(Stored records)
○ ○ ○

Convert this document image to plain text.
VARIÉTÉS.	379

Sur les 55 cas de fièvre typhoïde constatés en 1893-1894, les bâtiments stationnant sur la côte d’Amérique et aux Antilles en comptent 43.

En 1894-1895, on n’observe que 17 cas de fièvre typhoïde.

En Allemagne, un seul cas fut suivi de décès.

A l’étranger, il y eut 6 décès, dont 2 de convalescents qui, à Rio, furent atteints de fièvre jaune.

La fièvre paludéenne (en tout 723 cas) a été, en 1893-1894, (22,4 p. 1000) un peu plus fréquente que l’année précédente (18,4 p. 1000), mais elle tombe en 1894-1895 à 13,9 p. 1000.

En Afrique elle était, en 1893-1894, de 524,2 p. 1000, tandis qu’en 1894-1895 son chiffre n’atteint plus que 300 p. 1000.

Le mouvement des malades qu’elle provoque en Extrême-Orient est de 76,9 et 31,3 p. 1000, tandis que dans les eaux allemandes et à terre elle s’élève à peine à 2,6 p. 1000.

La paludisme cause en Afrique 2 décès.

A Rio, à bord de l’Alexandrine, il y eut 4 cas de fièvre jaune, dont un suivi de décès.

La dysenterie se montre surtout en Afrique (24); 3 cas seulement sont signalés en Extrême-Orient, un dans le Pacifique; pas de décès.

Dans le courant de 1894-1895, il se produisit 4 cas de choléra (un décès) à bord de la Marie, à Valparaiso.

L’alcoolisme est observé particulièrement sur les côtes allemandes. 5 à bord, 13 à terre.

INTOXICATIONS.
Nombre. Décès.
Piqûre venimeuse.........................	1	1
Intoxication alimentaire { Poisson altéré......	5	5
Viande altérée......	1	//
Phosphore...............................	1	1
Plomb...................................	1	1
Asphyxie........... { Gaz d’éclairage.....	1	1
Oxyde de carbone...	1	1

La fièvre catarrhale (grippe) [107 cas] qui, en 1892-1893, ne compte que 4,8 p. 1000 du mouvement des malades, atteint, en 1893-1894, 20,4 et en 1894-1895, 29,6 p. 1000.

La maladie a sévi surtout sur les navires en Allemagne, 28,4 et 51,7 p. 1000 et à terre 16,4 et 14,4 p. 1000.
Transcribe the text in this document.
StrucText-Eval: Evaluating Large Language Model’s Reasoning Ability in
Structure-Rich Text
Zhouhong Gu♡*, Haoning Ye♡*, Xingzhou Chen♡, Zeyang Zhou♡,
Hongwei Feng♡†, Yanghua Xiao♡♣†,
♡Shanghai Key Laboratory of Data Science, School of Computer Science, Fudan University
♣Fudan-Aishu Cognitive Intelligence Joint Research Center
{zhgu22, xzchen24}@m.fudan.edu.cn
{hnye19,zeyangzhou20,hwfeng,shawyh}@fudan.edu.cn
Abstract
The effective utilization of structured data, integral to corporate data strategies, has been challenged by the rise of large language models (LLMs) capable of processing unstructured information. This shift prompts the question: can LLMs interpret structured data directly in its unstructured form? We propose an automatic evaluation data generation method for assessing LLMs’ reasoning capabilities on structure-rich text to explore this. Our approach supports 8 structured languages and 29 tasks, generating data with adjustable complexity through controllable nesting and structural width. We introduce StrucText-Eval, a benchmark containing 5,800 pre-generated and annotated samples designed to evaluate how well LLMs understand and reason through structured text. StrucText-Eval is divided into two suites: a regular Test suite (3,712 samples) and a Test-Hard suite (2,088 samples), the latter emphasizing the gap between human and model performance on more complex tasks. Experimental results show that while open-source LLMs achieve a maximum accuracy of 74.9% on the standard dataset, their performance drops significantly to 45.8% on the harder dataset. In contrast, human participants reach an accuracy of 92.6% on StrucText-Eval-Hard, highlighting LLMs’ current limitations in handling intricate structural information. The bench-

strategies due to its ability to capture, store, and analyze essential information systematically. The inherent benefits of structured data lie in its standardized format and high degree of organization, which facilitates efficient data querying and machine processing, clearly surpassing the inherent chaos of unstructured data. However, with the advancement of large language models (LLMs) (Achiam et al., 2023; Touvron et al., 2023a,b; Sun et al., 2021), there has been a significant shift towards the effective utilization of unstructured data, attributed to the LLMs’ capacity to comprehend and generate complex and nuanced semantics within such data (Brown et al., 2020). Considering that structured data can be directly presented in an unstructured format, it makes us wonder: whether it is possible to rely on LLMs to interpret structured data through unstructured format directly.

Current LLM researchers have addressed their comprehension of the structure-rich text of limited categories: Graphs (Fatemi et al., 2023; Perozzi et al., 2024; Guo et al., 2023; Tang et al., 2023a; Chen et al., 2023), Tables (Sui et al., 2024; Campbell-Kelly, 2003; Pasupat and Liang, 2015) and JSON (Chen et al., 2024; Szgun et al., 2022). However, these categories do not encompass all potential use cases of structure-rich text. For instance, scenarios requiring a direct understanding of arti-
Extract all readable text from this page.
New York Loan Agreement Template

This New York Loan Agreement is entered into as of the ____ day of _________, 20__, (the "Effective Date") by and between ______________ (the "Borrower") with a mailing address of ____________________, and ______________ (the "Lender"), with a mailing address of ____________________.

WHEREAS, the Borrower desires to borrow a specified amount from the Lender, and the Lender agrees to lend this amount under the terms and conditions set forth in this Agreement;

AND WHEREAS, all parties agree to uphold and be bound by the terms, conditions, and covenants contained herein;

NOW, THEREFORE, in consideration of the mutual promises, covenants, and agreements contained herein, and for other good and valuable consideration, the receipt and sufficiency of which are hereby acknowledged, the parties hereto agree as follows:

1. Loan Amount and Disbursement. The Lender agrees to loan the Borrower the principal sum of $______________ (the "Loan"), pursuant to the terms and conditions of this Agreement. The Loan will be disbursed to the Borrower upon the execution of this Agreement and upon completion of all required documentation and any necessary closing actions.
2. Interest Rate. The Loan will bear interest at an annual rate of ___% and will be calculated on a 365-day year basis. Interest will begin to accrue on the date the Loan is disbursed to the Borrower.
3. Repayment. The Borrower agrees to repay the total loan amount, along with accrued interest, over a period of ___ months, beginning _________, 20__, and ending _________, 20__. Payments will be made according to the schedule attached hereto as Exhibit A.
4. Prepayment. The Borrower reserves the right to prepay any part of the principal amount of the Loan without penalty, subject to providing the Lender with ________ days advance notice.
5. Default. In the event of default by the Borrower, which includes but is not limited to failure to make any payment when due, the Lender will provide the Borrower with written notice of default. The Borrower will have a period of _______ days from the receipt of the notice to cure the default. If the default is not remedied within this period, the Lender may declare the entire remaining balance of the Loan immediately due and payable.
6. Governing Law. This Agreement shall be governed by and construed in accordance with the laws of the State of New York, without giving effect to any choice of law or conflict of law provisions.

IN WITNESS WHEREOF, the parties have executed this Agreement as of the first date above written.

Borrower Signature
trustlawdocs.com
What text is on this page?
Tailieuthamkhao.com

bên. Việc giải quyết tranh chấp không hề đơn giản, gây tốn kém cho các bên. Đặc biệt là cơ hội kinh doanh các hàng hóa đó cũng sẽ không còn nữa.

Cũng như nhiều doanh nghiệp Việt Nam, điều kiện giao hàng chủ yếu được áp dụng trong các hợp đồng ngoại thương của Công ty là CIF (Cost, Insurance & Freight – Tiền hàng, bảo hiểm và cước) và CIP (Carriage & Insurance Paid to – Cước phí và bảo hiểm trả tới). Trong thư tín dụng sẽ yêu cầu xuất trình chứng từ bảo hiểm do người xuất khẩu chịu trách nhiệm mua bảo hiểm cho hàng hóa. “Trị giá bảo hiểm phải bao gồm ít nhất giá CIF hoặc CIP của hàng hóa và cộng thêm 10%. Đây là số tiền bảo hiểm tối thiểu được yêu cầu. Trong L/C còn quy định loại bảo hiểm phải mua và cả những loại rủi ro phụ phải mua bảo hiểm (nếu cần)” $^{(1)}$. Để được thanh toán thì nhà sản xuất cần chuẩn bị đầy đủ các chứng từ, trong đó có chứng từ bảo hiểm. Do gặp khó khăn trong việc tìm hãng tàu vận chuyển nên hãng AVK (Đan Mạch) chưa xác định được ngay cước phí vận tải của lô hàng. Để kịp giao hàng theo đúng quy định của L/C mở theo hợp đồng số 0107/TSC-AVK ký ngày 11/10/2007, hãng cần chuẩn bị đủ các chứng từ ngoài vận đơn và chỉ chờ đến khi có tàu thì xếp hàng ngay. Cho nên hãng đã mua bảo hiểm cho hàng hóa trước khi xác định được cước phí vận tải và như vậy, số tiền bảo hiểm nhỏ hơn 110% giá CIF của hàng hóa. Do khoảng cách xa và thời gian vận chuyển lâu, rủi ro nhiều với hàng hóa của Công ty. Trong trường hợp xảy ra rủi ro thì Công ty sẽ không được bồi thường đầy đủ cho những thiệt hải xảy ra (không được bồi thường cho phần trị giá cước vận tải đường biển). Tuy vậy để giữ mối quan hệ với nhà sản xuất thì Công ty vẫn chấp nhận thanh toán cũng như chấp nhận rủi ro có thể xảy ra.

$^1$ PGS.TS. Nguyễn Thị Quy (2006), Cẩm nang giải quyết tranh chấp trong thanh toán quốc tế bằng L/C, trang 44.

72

○ ○ ○

> _SHORT PROBLEM_:
Find the lines above that include the string "hereto" and copy them.

> _OUTPUT OF THE EXERCISE_:
NOW, THEREFORE, in consideration of the mutual promises, covenants, and agreements contained herein, and for other good and valuable consideration, the receipt and sufficiency of which are hereby acknowledged, the parties hereto agree as follows:
3. Repayment. The Borrower agrees to repay the total loan amount, along with accrued interest, over a period of ___ months, beginning _________, 20__, and ending _________, 20__. Payments will be made according to the schedule attached hereto as Exhibit A.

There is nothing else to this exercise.